— begin —

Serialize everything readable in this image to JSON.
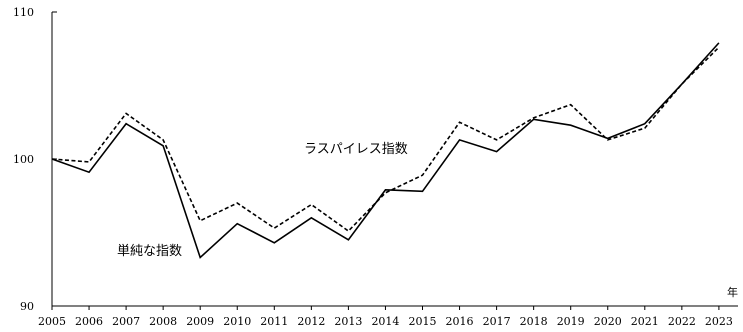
{
  "chart_data": {
    "type": "line",
    "x": [
      "2005",
      "2006",
      "2007",
      "2008",
      "2009",
      "2010",
      "2011",
      "2012",
      "2013",
      "2014",
      "2015",
      "2016",
      "2017",
      "2018",
      "2019",
      "2020",
      "2021",
      "2022",
      "2023"
    ],
    "x_unit_label": "年",
    "ylim": [
      90,
      110
    ],
    "y_ticks": [
      "90",
      "100",
      "110"
    ],
    "grid": false,
    "legend": "none",
    "series": [
      {
        "name": "単純な指数",
        "style": "solid",
        "color": "#000000",
        "values": [
          100.0,
          99.1,
          102.4,
          100.9,
          93.3,
          95.6,
          94.3,
          96.0,
          94.5,
          97.9,
          97.8,
          101.3,
          100.5,
          102.7,
          102.3,
          101.4,
          102.4,
          105.1,
          107.9
        ]
      },
      {
        "name": "ラスパイレス指数",
        "style": "dashed",
        "color": "#000000",
        "values": [
          100.0,
          99.8,
          103.1,
          101.3,
          95.8,
          97.0,
          95.3,
          96.9,
          95.1,
          97.7,
          98.9,
          102.5,
          101.3,
          102.8,
          103.7,
          101.3,
          102.1,
          105.1,
          107.6
        ]
      }
    ]
  }
}
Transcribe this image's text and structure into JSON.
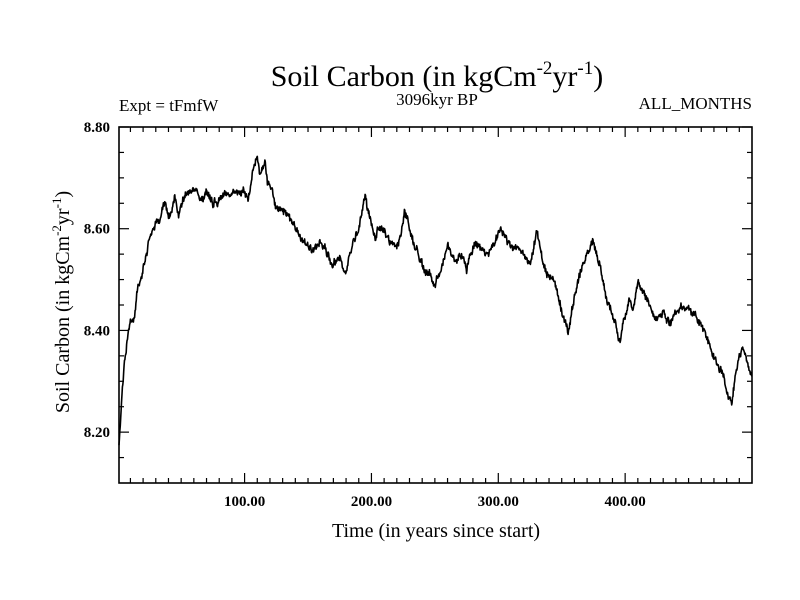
{
  "chart_data": {
    "type": "line",
    "title": {
      "main": "Soil Carbon (in kgCm",
      "sup1": "-2",
      "mid": "yr",
      "sup2": "-1",
      "end": ")"
    },
    "subtitle_left": "Expt = tFmfW",
    "subtitle_center": "3096kyr BP",
    "subtitle_right": "ALL_MONTHS",
    "xlabel": "Time (in years since start)",
    "ylabel": {
      "main": "Soil Carbon (in kgCm",
      "sup1": "-2",
      "mid": "yr",
      "sup2": "-1",
      "end": ")"
    },
    "xlim": [
      1,
      500
    ],
    "ylim": [
      8.1,
      8.8
    ],
    "xticks": [
      100,
      200,
      300,
      400
    ],
    "xtick_labels": [
      "100.00",
      "200.00",
      "300.00",
      "400.00"
    ],
    "yticks": [
      8.2,
      8.4,
      8.6,
      8.8
    ],
    "ytick_labels": [
      "8.20",
      "8.40",
      "8.60",
      "8.80"
    ],
    "line_color": "#000000",
    "series": [
      {
        "name": "Soil Carbon",
        "x": [
          1,
          3,
          5,
          8,
          10,
          13,
          15,
          18,
          20,
          23,
          25,
          28,
          30,
          33,
          35,
          38,
          40,
          43,
          45,
          48,
          50,
          55,
          60,
          65,
          70,
          75,
          80,
          85,
          90,
          95,
          100,
          103,
          106,
          108,
          110,
          112,
          114,
          116,
          118,
          120,
          123,
          126,
          130,
          135,
          140,
          145,
          150,
          155,
          160,
          165,
          170,
          175,
          178,
          180,
          183,
          185,
          190,
          195,
          200,
          203,
          206,
          210,
          215,
          220,
          223,
          226,
          230,
          235,
          240,
          245,
          250,
          255,
          260,
          265,
          270,
          275,
          280,
          285,
          290,
          295,
          300,
          303,
          306,
          310,
          315,
          320,
          323,
          326,
          330,
          335,
          340,
          345,
          347,
          350,
          355,
          360,
          365,
          370,
          375,
          380,
          385,
          390,
          393,
          396,
          400,
          403,
          406,
          410,
          415,
          420,
          425,
          430,
          435,
          440,
          445,
          450,
          455,
          460,
          465,
          470,
          475,
          478,
          481,
          484,
          487,
          490,
          493,
          496,
          500
        ],
        "values": [
          8.17,
          8.26,
          8.33,
          8.39,
          8.41,
          8.42,
          8.47,
          8.5,
          8.52,
          8.55,
          8.58,
          8.6,
          8.62,
          8.61,
          8.64,
          8.65,
          8.62,
          8.64,
          8.66,
          8.63,
          8.65,
          8.67,
          8.68,
          8.66,
          8.67,
          8.65,
          8.66,
          8.67,
          8.66,
          8.68,
          8.67,
          8.66,
          8.7,
          8.73,
          8.74,
          8.71,
          8.72,
          8.73,
          8.69,
          8.68,
          8.66,
          8.64,
          8.63,
          8.62,
          8.6,
          8.58,
          8.57,
          8.56,
          8.57,
          8.55,
          8.53,
          8.55,
          8.52,
          8.51,
          8.55,
          8.57,
          8.6,
          8.67,
          8.6,
          8.58,
          8.6,
          8.59,
          8.57,
          8.56,
          8.58,
          8.63,
          8.6,
          8.56,
          8.53,
          8.51,
          8.49,
          8.53,
          8.56,
          8.54,
          8.55,
          8.52,
          8.56,
          8.57,
          8.55,
          8.56,
          8.59,
          8.6,
          8.58,
          8.56,
          8.57,
          8.55,
          8.53,
          8.54,
          8.6,
          8.53,
          8.51,
          8.49,
          8.47,
          8.44,
          8.4,
          8.46,
          8.52,
          8.55,
          8.57,
          8.53,
          8.47,
          8.43,
          8.41,
          8.38,
          8.43,
          8.46,
          8.44,
          8.5,
          8.48,
          8.45,
          8.42,
          8.44,
          8.41,
          8.43,
          8.45,
          8.44,
          8.43,
          8.41,
          8.38,
          8.35,
          8.33,
          8.31,
          8.28,
          8.26,
          8.32,
          8.35,
          8.37,
          8.34,
          8.31
        ]
      }
    ]
  }
}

— end —

[Task brief]
Pick out all lines containing the string "this".

[The reply]
Serialize everything readable in this image to JSON.
Transcribe this image's text and structure into JSON.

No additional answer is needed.